Task objective →
From the listing below, pull out all lines with "Head" in them.

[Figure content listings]
## START
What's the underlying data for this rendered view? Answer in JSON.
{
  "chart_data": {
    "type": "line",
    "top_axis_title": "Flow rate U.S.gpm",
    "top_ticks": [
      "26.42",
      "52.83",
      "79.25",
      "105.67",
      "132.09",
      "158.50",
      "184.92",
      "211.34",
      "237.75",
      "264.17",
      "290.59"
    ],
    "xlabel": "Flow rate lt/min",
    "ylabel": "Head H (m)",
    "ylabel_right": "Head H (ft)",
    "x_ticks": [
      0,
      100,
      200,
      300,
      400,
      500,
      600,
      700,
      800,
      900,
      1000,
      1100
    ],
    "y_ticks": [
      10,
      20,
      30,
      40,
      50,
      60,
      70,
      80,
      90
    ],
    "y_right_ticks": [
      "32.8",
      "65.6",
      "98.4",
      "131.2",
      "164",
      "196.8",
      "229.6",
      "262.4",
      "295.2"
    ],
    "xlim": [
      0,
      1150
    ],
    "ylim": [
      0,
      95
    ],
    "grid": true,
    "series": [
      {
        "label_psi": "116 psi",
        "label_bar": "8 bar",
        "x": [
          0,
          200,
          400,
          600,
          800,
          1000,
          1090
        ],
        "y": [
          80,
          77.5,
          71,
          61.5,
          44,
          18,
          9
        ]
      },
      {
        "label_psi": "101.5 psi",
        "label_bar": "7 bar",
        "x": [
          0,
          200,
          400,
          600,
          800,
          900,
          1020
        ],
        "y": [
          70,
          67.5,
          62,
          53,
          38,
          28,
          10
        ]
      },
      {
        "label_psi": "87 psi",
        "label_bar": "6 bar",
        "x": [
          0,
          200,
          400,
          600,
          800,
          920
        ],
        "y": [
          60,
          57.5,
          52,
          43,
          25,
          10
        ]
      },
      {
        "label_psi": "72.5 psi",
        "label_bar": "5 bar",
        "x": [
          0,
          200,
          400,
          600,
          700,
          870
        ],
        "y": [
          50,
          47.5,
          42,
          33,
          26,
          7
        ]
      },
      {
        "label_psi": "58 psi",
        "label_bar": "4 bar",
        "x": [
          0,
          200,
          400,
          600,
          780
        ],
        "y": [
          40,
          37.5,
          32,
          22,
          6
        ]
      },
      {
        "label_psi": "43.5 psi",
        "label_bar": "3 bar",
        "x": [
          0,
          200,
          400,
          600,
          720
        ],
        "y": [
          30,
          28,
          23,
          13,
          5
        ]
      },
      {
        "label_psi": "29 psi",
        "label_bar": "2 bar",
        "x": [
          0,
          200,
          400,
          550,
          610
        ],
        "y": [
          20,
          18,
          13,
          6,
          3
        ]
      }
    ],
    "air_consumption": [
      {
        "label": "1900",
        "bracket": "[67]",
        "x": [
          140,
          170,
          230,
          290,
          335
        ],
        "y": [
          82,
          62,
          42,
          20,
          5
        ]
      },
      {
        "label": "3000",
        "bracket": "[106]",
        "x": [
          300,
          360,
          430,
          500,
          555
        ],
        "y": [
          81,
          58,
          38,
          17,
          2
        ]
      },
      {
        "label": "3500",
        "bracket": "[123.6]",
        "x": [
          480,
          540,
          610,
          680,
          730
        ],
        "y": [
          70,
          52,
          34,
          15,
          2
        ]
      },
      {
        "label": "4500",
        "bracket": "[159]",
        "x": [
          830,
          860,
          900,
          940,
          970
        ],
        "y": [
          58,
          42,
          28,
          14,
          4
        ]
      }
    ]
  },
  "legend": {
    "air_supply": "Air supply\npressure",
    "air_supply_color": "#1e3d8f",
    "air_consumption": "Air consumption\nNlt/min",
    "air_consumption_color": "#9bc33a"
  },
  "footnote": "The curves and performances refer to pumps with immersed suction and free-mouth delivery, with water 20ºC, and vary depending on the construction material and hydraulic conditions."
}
## END
Answer in full →
    "ylabel": "Head H (m)",
    "ylabel_right": "Head H (ft)",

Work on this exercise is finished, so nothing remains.